| Task description |
Extract, from the listing that follows, each line containing the word "вписано".

| Dataset records |
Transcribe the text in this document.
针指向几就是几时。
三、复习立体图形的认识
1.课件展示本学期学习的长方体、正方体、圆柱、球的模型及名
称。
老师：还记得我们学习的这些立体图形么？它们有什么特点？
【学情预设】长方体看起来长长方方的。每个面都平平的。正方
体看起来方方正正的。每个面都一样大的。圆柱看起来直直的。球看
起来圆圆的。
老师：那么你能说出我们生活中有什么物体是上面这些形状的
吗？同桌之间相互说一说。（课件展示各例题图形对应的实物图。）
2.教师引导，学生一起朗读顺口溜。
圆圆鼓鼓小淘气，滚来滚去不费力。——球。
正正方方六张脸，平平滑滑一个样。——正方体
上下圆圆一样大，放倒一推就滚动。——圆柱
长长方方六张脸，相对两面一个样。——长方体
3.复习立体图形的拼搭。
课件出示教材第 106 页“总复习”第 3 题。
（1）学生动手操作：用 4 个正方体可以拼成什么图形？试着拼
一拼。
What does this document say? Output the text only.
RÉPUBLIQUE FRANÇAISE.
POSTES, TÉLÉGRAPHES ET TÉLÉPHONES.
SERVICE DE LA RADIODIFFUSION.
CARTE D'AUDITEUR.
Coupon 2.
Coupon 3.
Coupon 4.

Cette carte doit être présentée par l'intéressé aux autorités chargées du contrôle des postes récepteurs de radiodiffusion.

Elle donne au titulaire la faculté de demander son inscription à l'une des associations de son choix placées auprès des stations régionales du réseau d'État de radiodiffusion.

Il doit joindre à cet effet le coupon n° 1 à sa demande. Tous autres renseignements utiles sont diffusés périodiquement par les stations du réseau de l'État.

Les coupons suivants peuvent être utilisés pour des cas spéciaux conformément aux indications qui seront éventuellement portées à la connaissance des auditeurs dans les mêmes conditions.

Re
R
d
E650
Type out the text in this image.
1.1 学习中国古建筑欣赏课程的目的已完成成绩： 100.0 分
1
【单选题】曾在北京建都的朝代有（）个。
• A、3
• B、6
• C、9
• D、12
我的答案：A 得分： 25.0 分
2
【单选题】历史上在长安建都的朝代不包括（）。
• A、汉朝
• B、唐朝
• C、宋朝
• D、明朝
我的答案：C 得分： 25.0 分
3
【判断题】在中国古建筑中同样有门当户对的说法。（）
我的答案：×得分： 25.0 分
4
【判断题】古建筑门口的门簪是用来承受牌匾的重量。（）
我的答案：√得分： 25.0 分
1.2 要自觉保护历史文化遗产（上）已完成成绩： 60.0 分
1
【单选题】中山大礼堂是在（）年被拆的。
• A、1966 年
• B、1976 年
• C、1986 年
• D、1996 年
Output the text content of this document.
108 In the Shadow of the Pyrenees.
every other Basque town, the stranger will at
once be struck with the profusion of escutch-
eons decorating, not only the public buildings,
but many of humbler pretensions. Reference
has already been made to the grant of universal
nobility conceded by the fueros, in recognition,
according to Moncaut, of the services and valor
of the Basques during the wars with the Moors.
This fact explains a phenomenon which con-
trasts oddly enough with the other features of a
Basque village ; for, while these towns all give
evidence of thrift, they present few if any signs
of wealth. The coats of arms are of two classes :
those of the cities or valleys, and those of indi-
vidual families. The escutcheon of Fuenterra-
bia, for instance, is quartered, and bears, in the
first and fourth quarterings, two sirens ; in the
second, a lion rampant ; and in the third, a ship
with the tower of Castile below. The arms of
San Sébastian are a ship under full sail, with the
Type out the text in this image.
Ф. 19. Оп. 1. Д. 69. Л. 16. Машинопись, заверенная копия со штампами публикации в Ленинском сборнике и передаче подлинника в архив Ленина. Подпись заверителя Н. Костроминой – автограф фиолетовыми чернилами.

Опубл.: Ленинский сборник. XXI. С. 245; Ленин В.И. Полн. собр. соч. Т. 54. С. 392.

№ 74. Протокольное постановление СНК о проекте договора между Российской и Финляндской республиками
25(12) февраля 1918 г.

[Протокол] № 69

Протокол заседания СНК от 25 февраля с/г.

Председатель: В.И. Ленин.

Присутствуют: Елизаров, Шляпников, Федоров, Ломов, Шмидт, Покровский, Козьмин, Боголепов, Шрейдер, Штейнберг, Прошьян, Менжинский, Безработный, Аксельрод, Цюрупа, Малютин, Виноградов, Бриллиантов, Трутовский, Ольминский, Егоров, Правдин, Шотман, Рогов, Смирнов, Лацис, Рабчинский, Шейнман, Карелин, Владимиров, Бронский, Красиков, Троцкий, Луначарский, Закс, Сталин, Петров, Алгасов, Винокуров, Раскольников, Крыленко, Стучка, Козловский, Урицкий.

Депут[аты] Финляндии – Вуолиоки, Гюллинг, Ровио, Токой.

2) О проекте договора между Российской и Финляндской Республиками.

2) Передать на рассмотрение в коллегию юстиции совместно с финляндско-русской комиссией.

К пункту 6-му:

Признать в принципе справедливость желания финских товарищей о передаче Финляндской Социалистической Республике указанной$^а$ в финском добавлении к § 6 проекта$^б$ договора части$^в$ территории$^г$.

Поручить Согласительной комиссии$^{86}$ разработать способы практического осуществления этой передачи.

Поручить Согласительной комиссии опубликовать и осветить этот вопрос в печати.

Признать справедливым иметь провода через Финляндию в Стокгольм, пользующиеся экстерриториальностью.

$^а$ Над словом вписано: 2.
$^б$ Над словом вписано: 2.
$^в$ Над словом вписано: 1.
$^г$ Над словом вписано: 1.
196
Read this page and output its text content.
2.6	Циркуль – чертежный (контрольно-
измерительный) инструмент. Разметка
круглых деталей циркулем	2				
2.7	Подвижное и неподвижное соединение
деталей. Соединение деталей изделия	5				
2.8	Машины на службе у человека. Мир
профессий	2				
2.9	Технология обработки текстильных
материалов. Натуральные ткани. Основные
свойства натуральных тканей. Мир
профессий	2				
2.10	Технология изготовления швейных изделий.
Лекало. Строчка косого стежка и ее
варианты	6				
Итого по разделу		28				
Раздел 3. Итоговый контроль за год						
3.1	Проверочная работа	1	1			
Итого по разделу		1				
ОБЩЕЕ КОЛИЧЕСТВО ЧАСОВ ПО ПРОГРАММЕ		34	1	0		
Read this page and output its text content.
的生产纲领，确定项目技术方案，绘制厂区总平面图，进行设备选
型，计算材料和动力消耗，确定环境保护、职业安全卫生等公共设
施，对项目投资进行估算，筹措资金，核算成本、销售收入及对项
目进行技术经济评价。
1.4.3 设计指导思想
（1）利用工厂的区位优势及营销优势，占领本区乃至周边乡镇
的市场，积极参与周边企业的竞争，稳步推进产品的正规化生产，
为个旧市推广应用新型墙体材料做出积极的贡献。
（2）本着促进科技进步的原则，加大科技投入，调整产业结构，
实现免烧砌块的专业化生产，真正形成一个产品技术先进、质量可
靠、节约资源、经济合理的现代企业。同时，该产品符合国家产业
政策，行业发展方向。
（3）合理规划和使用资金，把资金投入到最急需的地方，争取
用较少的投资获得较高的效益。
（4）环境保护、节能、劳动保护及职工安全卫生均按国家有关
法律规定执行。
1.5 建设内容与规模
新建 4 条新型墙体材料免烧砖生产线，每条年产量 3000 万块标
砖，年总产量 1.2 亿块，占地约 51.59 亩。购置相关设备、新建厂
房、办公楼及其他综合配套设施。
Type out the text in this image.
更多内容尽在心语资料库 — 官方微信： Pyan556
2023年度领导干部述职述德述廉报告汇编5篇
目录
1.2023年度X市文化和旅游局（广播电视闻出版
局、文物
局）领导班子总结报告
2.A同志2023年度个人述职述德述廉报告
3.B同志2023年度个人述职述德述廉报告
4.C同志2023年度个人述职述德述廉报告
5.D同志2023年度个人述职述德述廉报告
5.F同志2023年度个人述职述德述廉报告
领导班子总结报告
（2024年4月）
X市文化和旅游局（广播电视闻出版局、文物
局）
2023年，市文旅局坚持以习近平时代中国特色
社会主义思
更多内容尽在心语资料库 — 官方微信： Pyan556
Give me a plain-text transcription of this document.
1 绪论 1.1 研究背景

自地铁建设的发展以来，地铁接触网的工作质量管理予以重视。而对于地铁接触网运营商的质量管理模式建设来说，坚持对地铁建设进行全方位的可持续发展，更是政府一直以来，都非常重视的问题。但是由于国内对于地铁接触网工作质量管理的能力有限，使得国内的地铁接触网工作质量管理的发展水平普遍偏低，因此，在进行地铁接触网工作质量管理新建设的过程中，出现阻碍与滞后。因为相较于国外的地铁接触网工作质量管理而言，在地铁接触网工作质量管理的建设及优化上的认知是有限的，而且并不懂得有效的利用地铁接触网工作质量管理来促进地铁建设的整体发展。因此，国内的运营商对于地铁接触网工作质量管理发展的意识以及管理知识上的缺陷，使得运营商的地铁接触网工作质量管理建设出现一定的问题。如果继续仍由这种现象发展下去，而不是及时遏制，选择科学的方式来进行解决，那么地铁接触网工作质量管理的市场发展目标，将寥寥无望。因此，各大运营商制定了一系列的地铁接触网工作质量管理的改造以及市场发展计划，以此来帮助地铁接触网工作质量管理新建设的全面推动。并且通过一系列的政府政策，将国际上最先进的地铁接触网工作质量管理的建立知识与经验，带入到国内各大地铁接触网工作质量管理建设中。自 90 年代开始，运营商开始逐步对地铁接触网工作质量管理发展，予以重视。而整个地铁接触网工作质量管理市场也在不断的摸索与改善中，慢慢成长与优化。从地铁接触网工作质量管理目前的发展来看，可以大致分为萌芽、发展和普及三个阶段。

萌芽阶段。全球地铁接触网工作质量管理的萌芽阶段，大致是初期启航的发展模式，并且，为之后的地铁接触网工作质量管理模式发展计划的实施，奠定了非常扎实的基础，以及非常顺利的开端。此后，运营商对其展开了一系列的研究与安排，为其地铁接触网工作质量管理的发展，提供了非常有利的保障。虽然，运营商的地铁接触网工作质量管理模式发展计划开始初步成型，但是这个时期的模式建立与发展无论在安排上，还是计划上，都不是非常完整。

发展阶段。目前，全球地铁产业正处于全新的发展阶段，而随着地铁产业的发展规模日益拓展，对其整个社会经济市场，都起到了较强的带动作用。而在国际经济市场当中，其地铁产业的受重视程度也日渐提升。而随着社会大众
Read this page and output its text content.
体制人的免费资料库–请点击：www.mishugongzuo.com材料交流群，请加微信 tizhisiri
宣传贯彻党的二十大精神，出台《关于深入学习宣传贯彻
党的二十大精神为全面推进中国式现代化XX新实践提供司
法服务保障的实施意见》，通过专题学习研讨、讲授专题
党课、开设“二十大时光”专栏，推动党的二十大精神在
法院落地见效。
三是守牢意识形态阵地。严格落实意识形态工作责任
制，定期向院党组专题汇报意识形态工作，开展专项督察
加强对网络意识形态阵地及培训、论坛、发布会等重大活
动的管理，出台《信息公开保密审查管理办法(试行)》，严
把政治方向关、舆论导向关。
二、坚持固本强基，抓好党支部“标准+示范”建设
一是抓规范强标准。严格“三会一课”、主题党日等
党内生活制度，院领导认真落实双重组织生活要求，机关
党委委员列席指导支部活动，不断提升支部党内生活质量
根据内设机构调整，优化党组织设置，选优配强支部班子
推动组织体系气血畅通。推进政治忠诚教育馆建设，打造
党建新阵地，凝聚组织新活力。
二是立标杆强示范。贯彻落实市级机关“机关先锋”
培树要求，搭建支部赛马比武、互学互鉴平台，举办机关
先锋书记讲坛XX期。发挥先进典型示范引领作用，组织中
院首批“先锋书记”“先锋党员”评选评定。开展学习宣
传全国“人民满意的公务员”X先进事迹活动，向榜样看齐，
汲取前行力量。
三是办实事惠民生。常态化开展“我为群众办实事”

| Result of this task |
$^а$ Над словом вписано: 2.
$^б$ Над словом вписано: 2.
$^в$ Над словом вписано: 1.
$^г$ Над словом вписано: 1.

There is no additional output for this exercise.